(Items from a figure collection)
────
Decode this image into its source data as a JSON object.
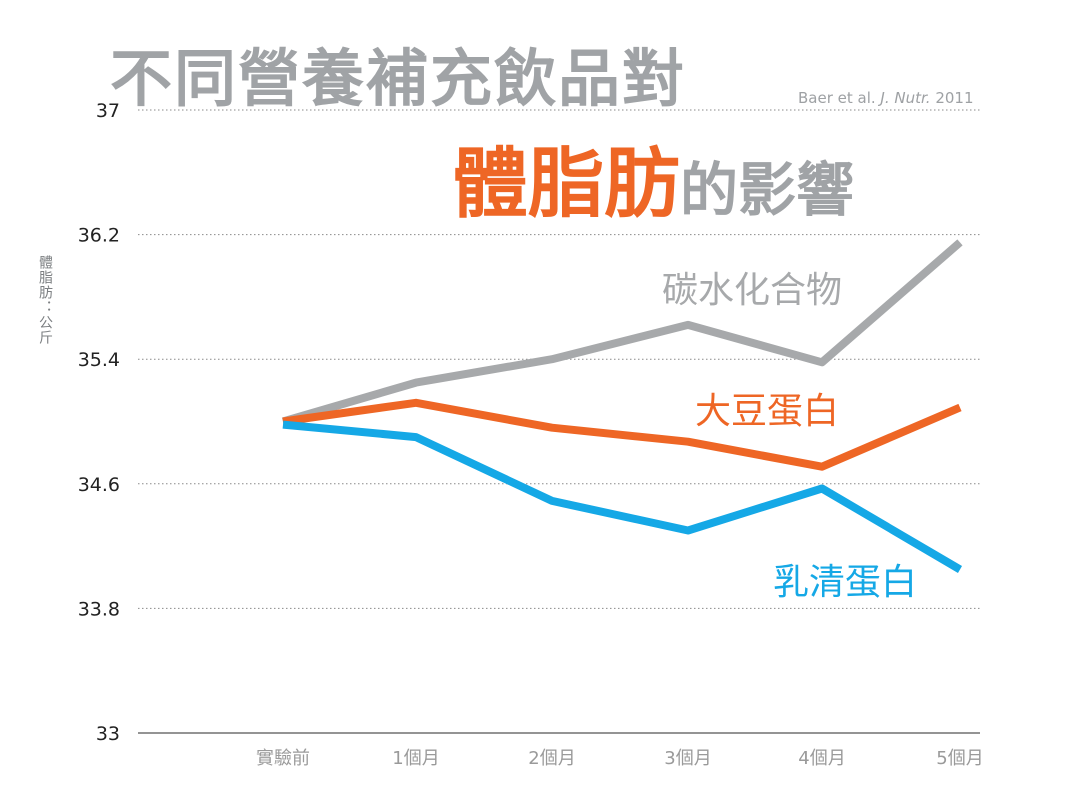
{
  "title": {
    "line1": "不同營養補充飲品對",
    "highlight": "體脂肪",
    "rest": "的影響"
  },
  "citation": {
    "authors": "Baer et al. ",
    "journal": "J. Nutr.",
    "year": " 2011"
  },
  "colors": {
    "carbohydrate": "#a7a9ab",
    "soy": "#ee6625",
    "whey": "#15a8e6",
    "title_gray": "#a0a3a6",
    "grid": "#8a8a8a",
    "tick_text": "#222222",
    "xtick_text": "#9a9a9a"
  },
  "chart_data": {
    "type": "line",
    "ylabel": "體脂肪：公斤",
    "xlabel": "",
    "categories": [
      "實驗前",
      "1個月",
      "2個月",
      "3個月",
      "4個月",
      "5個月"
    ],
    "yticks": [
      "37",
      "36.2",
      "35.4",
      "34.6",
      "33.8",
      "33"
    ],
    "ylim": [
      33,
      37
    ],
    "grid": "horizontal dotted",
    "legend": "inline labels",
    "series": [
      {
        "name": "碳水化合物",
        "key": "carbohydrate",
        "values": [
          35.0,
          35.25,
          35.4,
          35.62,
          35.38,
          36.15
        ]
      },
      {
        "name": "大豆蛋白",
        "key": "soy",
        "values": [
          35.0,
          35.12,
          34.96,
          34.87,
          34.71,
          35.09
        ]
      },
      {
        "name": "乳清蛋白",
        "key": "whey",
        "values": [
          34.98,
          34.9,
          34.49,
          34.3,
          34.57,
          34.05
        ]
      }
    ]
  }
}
────
Quote every line of the records above exactly; no picture is to be copied.

Decode this image into its source data as a JSON object.
{
  "title": {
    "line1": "不同營養補充飲品對",
    "highlight": "體脂肪",
    "rest": "的影響"
  },
  "citation": {
    "authors": "Baer et al. ",
    "journal": "J. Nutr.",
    "year": " 2011"
  },
  "colors": {
    "carbohydrate": "#a7a9ab",
    "soy": "#ee6625",
    "whey": "#15a8e6",
    "title_gray": "#a0a3a6",
    "grid": "#8a8a8a",
    "tick_text": "#222222",
    "xtick_text": "#9a9a9a"
  },
  "chart_data": {
    "type": "line",
    "ylabel": "體脂肪：公斤",
    "xlabel": "",
    "categories": [
      "實驗前",
      "1個月",
      "2個月",
      "3個月",
      "4個月",
      "5個月"
    ],
    "yticks": [
      "37",
      "36.2",
      "35.4",
      "34.6",
      "33.8",
      "33"
    ],
    "ylim": [
      33,
      37
    ],
    "grid": "horizontal dotted",
    "legend": "inline labels",
    "series": [
      {
        "name": "碳水化合物",
        "key": "carbohydrate",
        "values": [
          35.0,
          35.25,
          35.4,
          35.62,
          35.38,
          36.15
        ]
      },
      {
        "name": "大豆蛋白",
        "key": "soy",
        "values": [
          35.0,
          35.12,
          34.96,
          34.87,
          34.71,
          35.09
        ]
      },
      {
        "name": "乳清蛋白",
        "key": "whey",
        "values": [
          34.98,
          34.9,
          34.49,
          34.3,
          34.57,
          34.05
        ]
      }
    ]
  }
}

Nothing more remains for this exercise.